Exercise goal -> Write out all of the entries exactly as given.

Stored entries

[Start]

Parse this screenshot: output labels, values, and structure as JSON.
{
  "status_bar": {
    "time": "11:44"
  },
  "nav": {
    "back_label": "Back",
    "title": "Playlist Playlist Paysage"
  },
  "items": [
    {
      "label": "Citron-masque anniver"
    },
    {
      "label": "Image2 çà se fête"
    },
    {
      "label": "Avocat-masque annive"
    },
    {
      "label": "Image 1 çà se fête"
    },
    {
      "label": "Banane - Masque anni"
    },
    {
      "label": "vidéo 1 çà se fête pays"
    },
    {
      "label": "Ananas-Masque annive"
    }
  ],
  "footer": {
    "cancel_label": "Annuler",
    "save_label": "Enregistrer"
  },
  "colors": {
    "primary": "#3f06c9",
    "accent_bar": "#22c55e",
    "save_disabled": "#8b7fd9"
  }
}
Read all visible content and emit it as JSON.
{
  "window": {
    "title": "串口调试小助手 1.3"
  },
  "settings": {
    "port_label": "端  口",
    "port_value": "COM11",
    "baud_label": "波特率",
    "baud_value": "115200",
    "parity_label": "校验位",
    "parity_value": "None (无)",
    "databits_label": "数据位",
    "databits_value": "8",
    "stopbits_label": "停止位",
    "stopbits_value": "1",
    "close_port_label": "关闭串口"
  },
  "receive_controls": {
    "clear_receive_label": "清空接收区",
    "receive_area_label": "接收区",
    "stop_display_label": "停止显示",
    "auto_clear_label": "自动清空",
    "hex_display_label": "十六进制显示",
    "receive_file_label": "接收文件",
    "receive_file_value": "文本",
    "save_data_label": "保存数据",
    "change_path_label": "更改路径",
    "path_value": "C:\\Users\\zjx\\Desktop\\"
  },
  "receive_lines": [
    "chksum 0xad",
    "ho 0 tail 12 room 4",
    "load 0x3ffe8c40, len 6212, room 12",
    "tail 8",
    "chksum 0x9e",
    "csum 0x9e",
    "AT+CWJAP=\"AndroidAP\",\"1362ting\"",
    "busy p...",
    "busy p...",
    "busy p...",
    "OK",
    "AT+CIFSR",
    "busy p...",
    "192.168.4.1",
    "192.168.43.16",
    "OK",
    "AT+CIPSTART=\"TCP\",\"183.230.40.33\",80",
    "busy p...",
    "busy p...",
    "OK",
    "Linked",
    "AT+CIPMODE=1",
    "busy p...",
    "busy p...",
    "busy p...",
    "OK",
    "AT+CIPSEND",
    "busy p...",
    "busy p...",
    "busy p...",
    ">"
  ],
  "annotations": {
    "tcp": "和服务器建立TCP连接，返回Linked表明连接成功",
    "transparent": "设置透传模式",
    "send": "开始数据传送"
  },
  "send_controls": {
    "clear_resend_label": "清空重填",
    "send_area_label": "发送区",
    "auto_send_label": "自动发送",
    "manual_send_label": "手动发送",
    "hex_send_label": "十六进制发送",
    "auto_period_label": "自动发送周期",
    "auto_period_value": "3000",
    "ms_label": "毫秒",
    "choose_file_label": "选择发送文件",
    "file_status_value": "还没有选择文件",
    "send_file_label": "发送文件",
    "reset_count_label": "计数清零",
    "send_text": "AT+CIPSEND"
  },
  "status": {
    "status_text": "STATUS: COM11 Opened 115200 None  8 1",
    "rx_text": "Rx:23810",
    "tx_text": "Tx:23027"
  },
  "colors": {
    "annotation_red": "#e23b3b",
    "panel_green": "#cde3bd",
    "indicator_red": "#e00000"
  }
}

[End]

Correct output ->
Parse this screenshot: output labels, values, and structure as JSON.
{
  "status_bar": {
    "time": "11:44"
  },
  "nav": {
    "back_label": "Back",
    "title": "Playlist Playlist Paysage"
  },
  "items": [
    {
      "label": "Citron-masque anniver"
    },
    {
      "label": "Image2 çà se fête"
    },
    {
      "label": "Avocat-masque annive"
    },
    {
      "label": "Image 1 çà se fête"
    },
    {
      "label": "Banane - Masque anni"
    },
    {
      "label": "vidéo 1 çà se fête pays"
    },
    {
      "label": "Ananas-Masque annive"
    }
  ],
  "footer": {
    "cancel_label": "Annuler",
    "save_label": "Enregistrer"
  },
  "colors": {
    "primary": "#3f06c9",
    "accent_bar": "#22c55e",
    "save_disabled": "#8b7fd9"
  }
}
Read all visible content and emit it as JSON.
{
  "window": {
    "title": "串口调试小助手 1.3"
  },
  "settings": {
    "port_label": "端  口",
    "port_value": "COM11",
    "baud_label": "波特率",
    "baud_value": "115200",
    "parity_label": "校验位",
    "parity_value": "None (无)",
    "databits_label": "数据位",
    "databits_value": "8",
    "stopbits_label": "停止位",
    "stopbits_value": "1",
    "close_port_label": "关闭串口"
  },
  "receive_controls": {
    "clear_receive_label": "清空接收区",
    "receive_area_label": "接收区",
    "stop_display_label": "停止显示",
    "auto_clear_label": "自动清空",
    "hex_display_label": "十六进制显示",
    "receive_file_label": "接收文件",
    "receive_file_value": "文本",
    "save_data_label": "保存数据",
    "change_path_label": "更改路径",
    "path_value": "C:\\Users\\zjx\\Desktop\\"
  },
  "receive_lines": [
    "chksum 0xad",
    "ho 0 tail 12 room 4",
    "load 0x3ffe8c40, len 6212, room 12",
    "tail 8",
    "chksum 0x9e",
    "csum 0x9e",
    "AT+CWJAP=\"AndroidAP\",\"1362ting\"",
    "busy p...",
    "busy p...",
    "busy p...",
    "OK",
    "AT+CIFSR",
    "busy p...",
    "192.168.4.1",
    "192.168.43.16",
    "OK",
    "AT+CIPSTART=\"TCP\",\"183.230.40.33\",80",
    "busy p...",
    "busy p...",
    "OK",
    "Linked",
    "AT+CIPMODE=1",
    "busy p...",
    "busy p...",
    "busy p...",
    "OK",
    "AT+CIPSEND",
    "busy p...",
    "busy p...",
    "busy p...",
    ">"
  ],
  "annotations": {
    "tcp": "和服务器建立TCP连接，返回Linked表明连接成功",
    "transparent": "设置透传模式",
    "send": "开始数据传送"
  },
  "send_controls": {
    "clear_resend_label": "清空重填",
    "send_area_label": "发送区",
    "auto_send_label": "自动发送",
    "manual_send_label": "手动发送",
    "hex_send_label": "十六进制发送",
    "auto_period_label": "自动发送周期",
    "auto_period_value": "3000",
    "ms_label": "毫秒",
    "choose_file_label": "选择发送文件",
    "file_status_value": "还没有选择文件",
    "send_file_label": "发送文件",
    "reset_count_label": "计数清零",
    "send_text": "AT+CIPSEND"
  },
  "status": {
    "status_text": "STATUS: COM11 Opened 115200 None  8 1",
    "rx_text": "Rx:23810",
    "tx_text": "Tx:23027"
  },
  "colors": {
    "annotation_red": "#e23b3b",
    "panel_green": "#cde3bd",
    "indicator_red": "#e00000"
  }
}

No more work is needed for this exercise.